--- start of Task inputs ---
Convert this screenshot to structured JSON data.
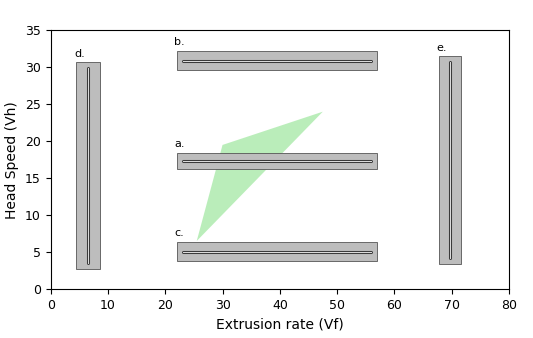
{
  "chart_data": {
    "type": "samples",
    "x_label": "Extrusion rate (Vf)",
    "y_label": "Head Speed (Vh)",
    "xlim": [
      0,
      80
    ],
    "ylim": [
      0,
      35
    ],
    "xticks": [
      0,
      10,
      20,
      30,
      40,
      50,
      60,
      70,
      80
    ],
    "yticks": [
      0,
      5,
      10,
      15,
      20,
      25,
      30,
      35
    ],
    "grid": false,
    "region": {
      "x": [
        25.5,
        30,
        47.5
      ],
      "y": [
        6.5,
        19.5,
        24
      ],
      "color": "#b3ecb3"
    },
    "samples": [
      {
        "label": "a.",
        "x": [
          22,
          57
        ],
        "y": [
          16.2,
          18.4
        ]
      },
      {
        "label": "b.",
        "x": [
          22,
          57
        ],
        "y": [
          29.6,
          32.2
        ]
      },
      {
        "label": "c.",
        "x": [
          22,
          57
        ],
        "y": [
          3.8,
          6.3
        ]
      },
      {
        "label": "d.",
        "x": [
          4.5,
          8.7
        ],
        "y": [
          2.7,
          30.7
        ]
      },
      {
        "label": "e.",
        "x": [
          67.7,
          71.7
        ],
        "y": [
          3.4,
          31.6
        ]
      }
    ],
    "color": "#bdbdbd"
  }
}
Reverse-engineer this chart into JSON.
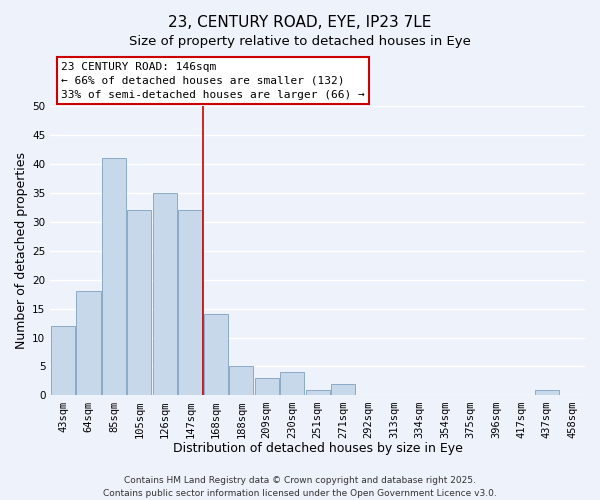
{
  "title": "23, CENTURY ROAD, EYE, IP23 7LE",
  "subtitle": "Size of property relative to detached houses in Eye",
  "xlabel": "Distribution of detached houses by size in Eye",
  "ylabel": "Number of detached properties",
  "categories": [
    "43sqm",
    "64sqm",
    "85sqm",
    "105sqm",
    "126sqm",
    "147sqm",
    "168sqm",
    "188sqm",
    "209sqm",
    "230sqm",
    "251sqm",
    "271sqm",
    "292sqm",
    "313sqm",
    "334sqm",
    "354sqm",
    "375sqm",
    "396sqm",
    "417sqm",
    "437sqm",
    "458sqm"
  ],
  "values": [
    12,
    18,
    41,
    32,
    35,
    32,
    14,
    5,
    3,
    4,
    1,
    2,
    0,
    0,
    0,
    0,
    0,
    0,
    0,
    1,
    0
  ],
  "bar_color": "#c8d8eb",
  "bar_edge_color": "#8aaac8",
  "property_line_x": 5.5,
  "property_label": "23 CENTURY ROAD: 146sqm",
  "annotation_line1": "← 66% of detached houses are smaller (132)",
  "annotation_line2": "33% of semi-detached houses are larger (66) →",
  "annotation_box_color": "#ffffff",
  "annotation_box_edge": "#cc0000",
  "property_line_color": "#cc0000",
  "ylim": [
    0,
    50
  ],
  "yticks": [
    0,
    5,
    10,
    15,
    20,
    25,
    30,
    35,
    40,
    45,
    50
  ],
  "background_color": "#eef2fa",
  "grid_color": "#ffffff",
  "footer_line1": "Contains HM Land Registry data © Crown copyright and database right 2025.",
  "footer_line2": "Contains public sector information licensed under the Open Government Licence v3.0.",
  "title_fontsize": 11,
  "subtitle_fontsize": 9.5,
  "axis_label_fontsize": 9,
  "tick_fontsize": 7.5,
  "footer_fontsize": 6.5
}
--- end of Task inputs ---
Find the lines with the string "detached" and reproduce them.

Exercise result.
  "subtitle": "Size of property relative to detached houses in Eye",
  "xlabel": "Distribution of detached houses by size in Eye",
  "ylabel": "Number of detached properties",
  "annotation_line1": "← 66% of detached houses are smaller (132)",
  "annotation_line2": "33% of semi-detached houses are larger (66) →",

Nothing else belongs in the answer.